Where a line contains the word "Congreso", copy that line.
____ DATA RECORDS
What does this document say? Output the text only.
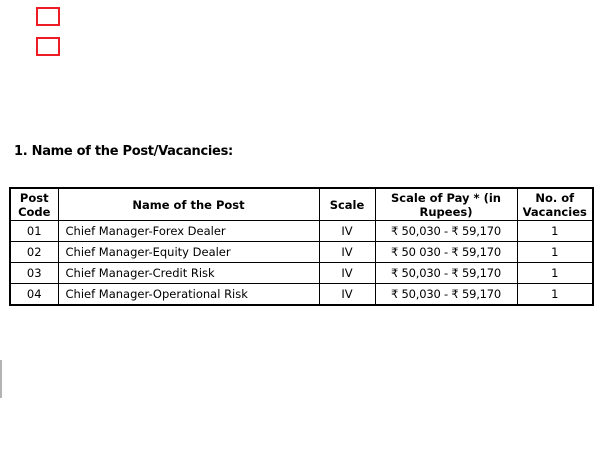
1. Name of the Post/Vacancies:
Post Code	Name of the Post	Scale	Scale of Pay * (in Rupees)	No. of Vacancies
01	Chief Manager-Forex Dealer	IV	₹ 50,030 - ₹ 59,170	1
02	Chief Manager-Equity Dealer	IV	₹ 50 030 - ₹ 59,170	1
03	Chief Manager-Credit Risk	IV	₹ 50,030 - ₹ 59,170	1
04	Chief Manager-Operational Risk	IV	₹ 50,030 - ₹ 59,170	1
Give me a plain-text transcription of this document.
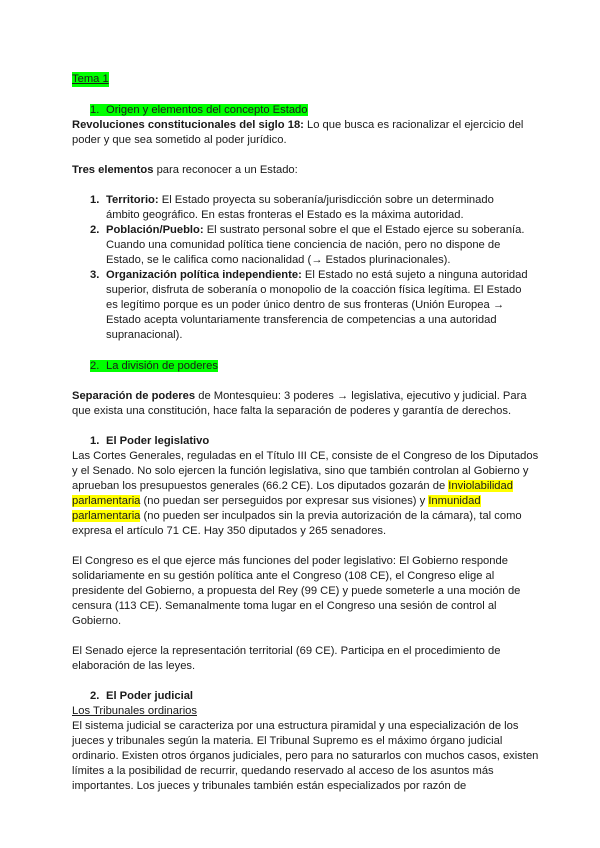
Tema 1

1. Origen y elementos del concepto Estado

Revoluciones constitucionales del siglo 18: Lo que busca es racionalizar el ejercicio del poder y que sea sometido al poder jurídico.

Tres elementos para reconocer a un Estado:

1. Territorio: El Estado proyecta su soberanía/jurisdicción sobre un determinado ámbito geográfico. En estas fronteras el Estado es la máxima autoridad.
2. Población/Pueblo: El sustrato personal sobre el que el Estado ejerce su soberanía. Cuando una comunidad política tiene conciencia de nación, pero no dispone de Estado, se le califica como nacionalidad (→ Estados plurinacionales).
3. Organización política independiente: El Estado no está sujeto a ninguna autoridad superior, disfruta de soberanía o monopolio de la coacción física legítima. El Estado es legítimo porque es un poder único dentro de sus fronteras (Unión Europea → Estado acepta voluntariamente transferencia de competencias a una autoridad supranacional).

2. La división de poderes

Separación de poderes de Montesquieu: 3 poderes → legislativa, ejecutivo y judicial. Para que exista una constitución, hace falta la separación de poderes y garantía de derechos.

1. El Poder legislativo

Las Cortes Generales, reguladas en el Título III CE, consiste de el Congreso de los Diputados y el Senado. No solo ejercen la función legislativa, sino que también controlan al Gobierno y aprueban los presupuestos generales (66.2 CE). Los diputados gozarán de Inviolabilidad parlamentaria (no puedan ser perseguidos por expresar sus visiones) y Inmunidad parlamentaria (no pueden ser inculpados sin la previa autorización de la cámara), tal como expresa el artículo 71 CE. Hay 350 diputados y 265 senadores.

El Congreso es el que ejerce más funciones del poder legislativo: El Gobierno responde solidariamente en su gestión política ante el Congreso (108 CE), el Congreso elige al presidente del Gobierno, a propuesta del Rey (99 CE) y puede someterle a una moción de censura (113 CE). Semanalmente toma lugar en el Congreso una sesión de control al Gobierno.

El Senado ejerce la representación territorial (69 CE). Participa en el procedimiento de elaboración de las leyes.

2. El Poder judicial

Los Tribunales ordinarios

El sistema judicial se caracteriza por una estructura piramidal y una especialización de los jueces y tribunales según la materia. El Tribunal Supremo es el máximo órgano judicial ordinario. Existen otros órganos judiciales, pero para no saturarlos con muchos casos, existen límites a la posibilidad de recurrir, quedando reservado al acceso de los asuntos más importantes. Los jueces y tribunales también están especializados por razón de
________
SOLUTION.
Las Cortes Generales, reguladas en el Título III CE, consiste de el Congreso de los Diputados y el Senado. No solo ejercen la función legislativa, sino que también controlan al Gobierno y aprueban los presupuestos generales (66.2 CE). Los diputados gozarán de Inviolabilidad parlamentaria (no puedan ser perseguidos por expresar sus visiones) y Inmunidad parlamentaria (no pueden ser inculpados sin la previa autorización de la cámara), tal como expresa el artículo 71 CE. Hay 350 diputados y 265 senadores.
El Congreso es el que ejerce más funciones del poder legislativo: El Gobierno responde solidariamente en su gestión política ante el Congreso (108 CE), el Congreso elige al presidente del Gobierno, a propuesta del Rey (99 CE) y puede someterle a una moción de censura (113 CE). Semanalmente toma lugar en el Congreso una sesión de control al Gobierno.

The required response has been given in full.